------ Available data
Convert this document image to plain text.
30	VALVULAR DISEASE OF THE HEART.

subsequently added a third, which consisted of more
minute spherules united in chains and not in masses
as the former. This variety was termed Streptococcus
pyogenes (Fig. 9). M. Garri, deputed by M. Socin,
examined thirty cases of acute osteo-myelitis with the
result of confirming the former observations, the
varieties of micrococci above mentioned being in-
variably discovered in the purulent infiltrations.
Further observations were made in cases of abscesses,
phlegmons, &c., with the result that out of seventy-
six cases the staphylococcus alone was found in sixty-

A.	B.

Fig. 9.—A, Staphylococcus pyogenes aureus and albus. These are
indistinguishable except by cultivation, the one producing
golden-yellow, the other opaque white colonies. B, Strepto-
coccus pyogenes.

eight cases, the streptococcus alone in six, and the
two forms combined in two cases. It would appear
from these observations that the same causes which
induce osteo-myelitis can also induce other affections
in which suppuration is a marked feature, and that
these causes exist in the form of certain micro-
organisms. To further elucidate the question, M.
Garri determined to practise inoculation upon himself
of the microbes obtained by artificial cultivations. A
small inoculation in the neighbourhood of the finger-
------------
**Work task:** Look for the string "pyogenes" in the entries above. Copy every line that has it.

**Answer to this task:**
pyogenes (Fig. 9). M. Garri, deputed by M. Socin,
Fig. 9.—A, Staphylococcus pyogenes aureus and albus. These are
coccus pyogenes.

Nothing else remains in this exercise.